RECORDS SUPPLIED.

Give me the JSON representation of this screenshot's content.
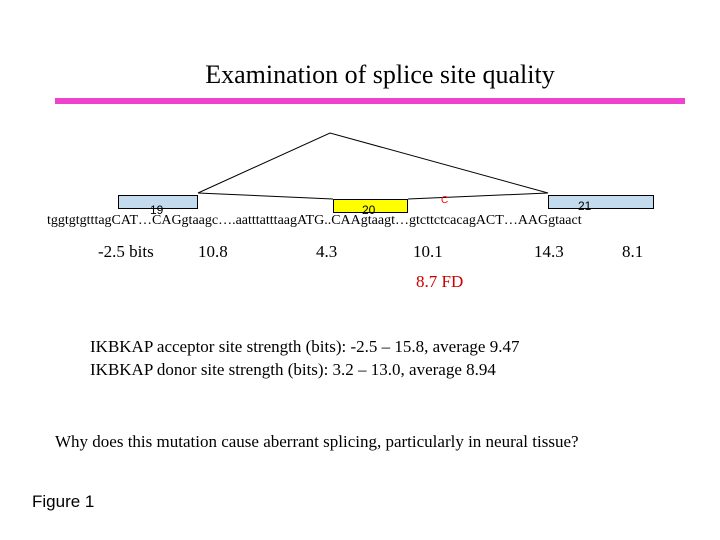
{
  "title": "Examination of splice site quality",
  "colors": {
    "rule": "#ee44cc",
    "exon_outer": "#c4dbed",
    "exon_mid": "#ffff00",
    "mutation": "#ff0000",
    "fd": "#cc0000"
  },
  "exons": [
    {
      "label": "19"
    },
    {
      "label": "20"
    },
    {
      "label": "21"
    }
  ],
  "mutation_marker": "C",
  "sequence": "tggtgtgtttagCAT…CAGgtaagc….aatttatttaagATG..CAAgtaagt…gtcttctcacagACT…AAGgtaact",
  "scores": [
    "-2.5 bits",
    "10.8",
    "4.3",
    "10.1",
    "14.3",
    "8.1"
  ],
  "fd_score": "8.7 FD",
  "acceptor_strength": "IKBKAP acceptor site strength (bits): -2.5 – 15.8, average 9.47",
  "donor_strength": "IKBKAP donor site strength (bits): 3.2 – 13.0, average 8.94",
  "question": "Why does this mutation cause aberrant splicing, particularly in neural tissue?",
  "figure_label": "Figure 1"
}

SHORT TASK.
Reproduce the entries exactly. Do not carry over any picture.

COMPLETE RESPONSE.
Give me the JSON representation of this screenshot's content.
{
  "title": "Examination of splice site quality",
  "colors": {
    "rule": "#ee44cc",
    "exon_outer": "#c4dbed",
    "exon_mid": "#ffff00",
    "mutation": "#ff0000",
    "fd": "#cc0000"
  },
  "exons": [
    {
      "label": "19"
    },
    {
      "label": "20"
    },
    {
      "label": "21"
    }
  ],
  "mutation_marker": "C",
  "sequence": "tggtgtgtttagCAT…CAGgtaagc….aatttatttaagATG..CAAgtaagt…gtcttctcacagACT…AAGgtaact",
  "scores": [
    "-2.5 bits",
    "10.8",
    "4.3",
    "10.1",
    "14.3",
    "8.1"
  ],
  "fd_score": "8.7 FD",
  "acceptor_strength": "IKBKAP acceptor site strength (bits): -2.5 – 15.8, average 9.47",
  "donor_strength": "IKBKAP donor site strength (bits): 3.2 – 13.0, average 8.94",
  "question": "Why does this mutation cause aberrant splicing, particularly in neural tissue?",
  "figure_label": "Figure 1"
}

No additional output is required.